» The task
These records are to be written out exactly as they read, minus the pictures.

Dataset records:
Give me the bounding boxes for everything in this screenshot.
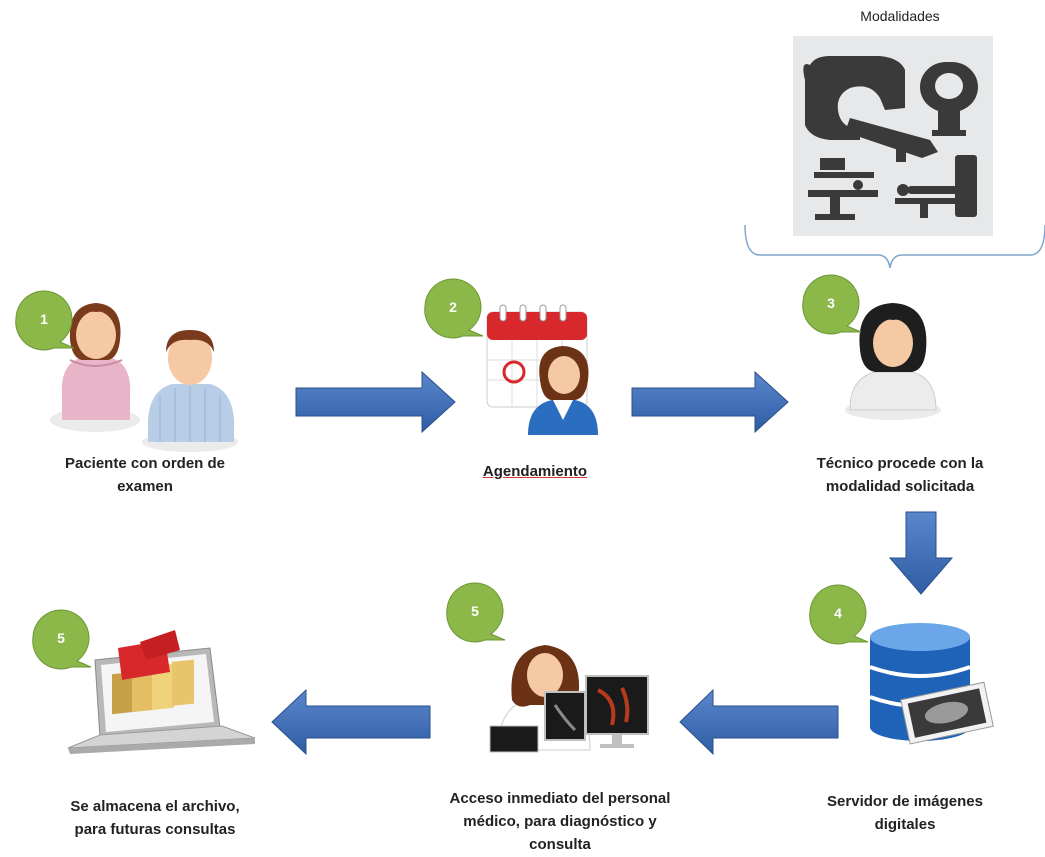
step-5a-number: 5 — [471, 603, 479, 619]
arrow-4-to-5 — [679, 688, 839, 756]
step-5b-label-line1: Se almacena el archivo, — [70, 798, 240, 815]
modalities-title: Modalidades — [860, 8, 940, 24]
step-5b-label: Se almacena el archivo, para futuras con… — [40, 795, 270, 841]
step-4-label-line1: Servidor de imágenes — [827, 793, 983, 810]
step-5a-label-line1: Acceso inmediato del personal — [449, 790, 671, 807]
step-4-number: 4 — [834, 605, 842, 621]
step-1-number: 1 — [40, 311, 48, 327]
step-2-bubble — [424, 278, 484, 339]
scanner-bed-icon — [895, 155, 977, 218]
step-3-label-line1: Técnico procede con la — [816, 455, 984, 472]
step-4-label: Servidor de imágenes digitales — [805, 790, 1005, 836]
xray-table-icon — [808, 158, 878, 220]
step-5a-label-line3: consulta — [529, 836, 591, 853]
step-5a-label: Acceso inmediato del personal médico, pa… — [420, 787, 700, 856]
step-1-label-line1: Paciente con orden de — [64, 455, 226, 472]
step-2-label: Agendamiento — [482, 463, 588, 480]
arrow-3-to-4 — [888, 511, 954, 595]
arrow-5-to-6 — [271, 688, 431, 756]
step-3-number: 3 — [827, 295, 835, 311]
step-5b-number: 5 — [57, 630, 65, 646]
step-3-label: Técnico procede con la modalidad solicit… — [790, 452, 1010, 498]
step-5b-bubble — [32, 609, 92, 670]
step-1-label: Paciente con orden de examen — [40, 452, 250, 498]
step-4-bubble — [809, 584, 869, 645]
step-4-label-line2: digitales — [874, 816, 936, 833]
step-5a-bubble — [446, 582, 506, 643]
step-2-number: 2 — [449, 299, 457, 315]
step-5b-label-line2: para futuras consultas — [74, 821, 236, 838]
step-3-bubble — [802, 274, 862, 335]
mri-icon — [920, 62, 978, 136]
step-1-label-line2: examen — [117, 478, 173, 495]
arrow-1-to-2 — [295, 370, 456, 434]
ct-scanner-icon — [803, 56, 938, 162]
step-5a-label-line2: médico, para diagnóstico y — [463, 813, 657, 830]
step-3-label-line2: modalidad solicitada — [825, 478, 975, 495]
step-1-bubble — [15, 290, 75, 351]
arrow-2-to-3 — [631, 370, 789, 434]
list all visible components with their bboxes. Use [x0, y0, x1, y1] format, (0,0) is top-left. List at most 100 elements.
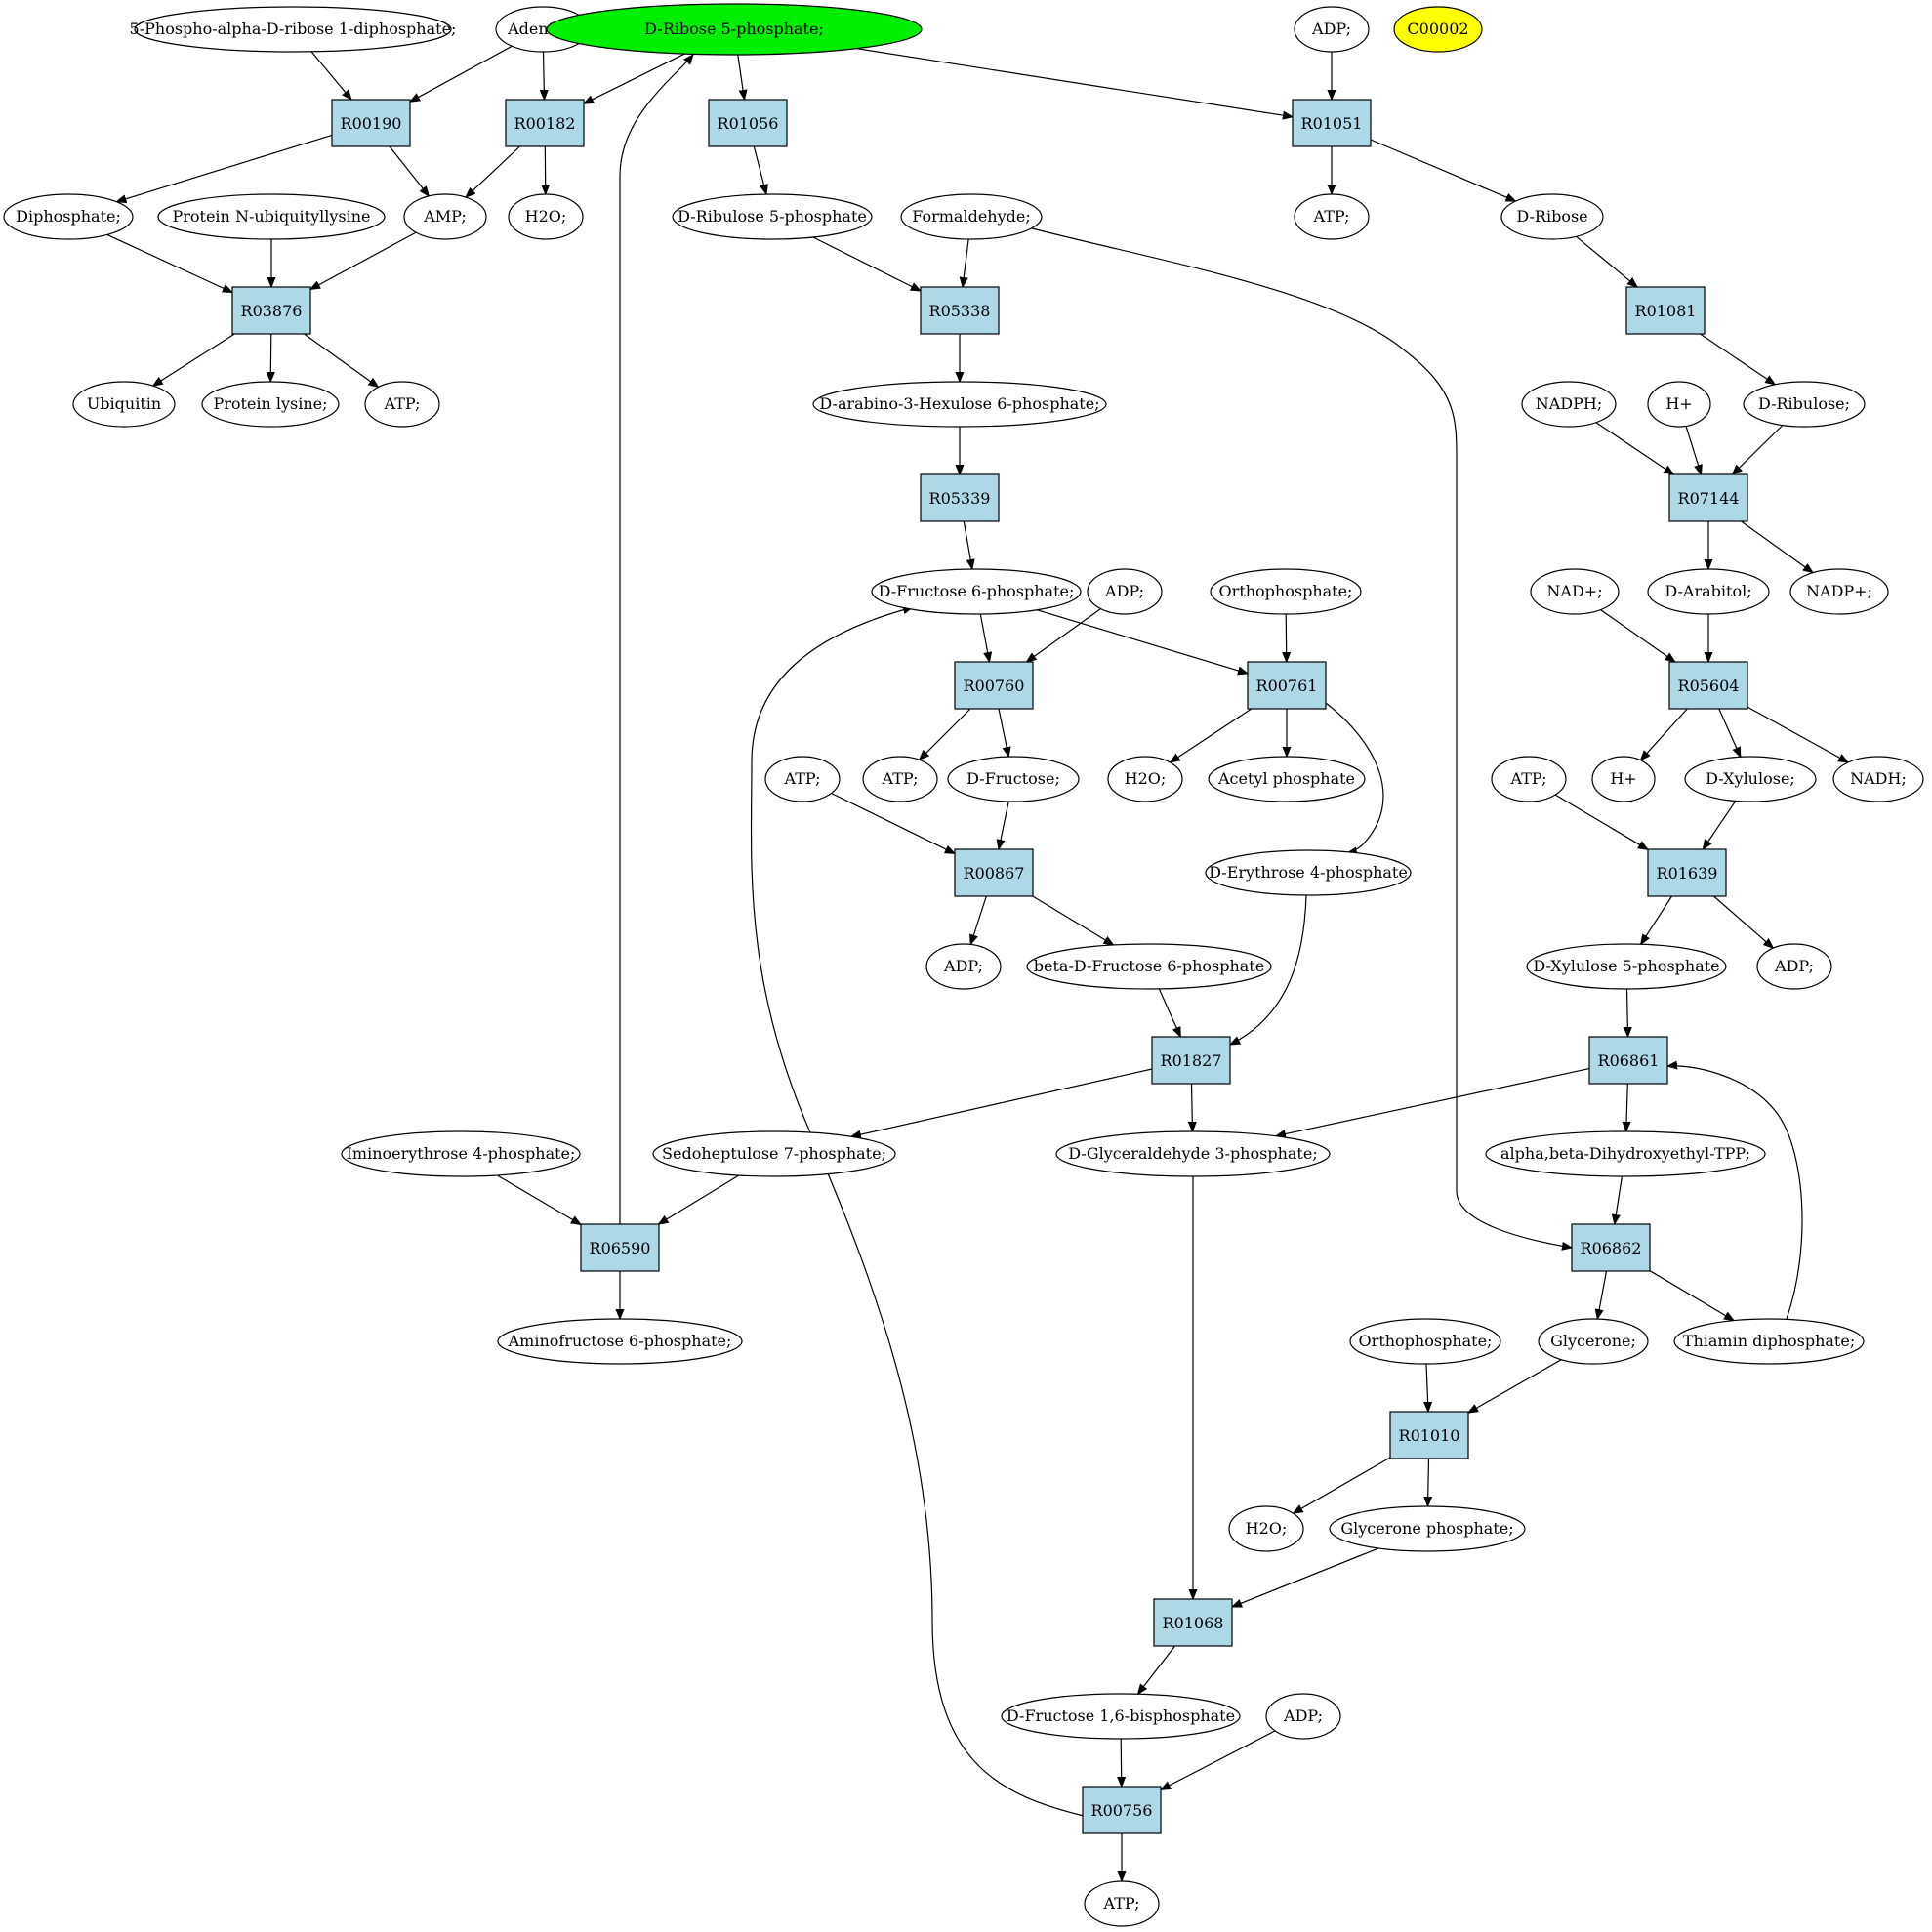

» Exercise answer
Give me the bounding boxes for everything in this screenshot.
step-5a-number: 5 — [471, 603, 479, 619]
arrow-4-to-5 — [679, 688, 839, 756]
step-5b-label-line1: Se almacena el archivo, — [70, 798, 240, 815]
modalities-title: Modalidades — [860, 8, 940, 24]
step-5b-label: Se almacena el archivo, para futuras con… — [40, 795, 270, 841]
step-4-label-line1: Servidor de imágenes — [827, 793, 983, 810]
step-5a-label-line1: Acceso inmediato del personal — [449, 790, 671, 807]
step-4-number: 4 — [834, 605, 842, 621]
step-1-number: 1 — [40, 311, 48, 327]
step-2-bubble — [424, 278, 484, 339]
scanner-bed-icon — [895, 155, 977, 218]
step-3-label-line1: Técnico procede con la — [816, 455, 984, 472]
step-4-label: Servidor de imágenes digitales — [805, 790, 1005, 836]
xray-table-icon — [808, 158, 878, 220]
step-5a-label-line3: consulta — [529, 836, 591, 853]
step-5a-label: Acceso inmediato del personal médico, pa… — [420, 787, 700, 856]
step-1-label-line1: Paciente con orden de — [64, 455, 226, 472]
step-2-label: Agendamiento — [482, 463, 588, 480]
arrow-3-to-4 — [888, 511, 954, 595]
arrow-5-to-6 — [271, 688, 431, 756]
step-3-number: 3 — [827, 295, 835, 311]
step-5b-number: 5 — [57, 630, 65, 646]
step-3-label: Técnico procede con la modalidad solicit… — [790, 452, 1010, 498]
step-5b-bubble — [32, 609, 92, 670]
step-1-label: Paciente con orden de examen — [40, 452, 250, 498]
step-4-bubble — [809, 584, 869, 645]
step-4-label-line2: digitales — [874, 816, 936, 833]
step-5a-bubble — [446, 582, 506, 643]
step-2-number: 2 — [449, 299, 457, 315]
step-5b-label-line2: para futuras consultas — [74, 821, 236, 838]
step-3-bubble — [802, 274, 862, 335]
mri-icon — [920, 62, 978, 136]
step-1-label-line2: examen — [117, 478, 173, 495]
arrow-1-to-2 — [295, 370, 456, 434]
ct-scanner-icon — [803, 56, 938, 162]
step-5a-label-line2: médico, para diagnóstico y — [463, 813, 657, 830]
step-3-label-line2: modalidad solicitada — [825, 478, 975, 495]
step-1-bubble — [15, 290, 75, 351]
arrow-2-to-3 — [631, 370, 789, 434]
list all visible components with their bboxes. Use [x0, y0, x1, y1] format, (0,0) is top-left. List at most 100 elements.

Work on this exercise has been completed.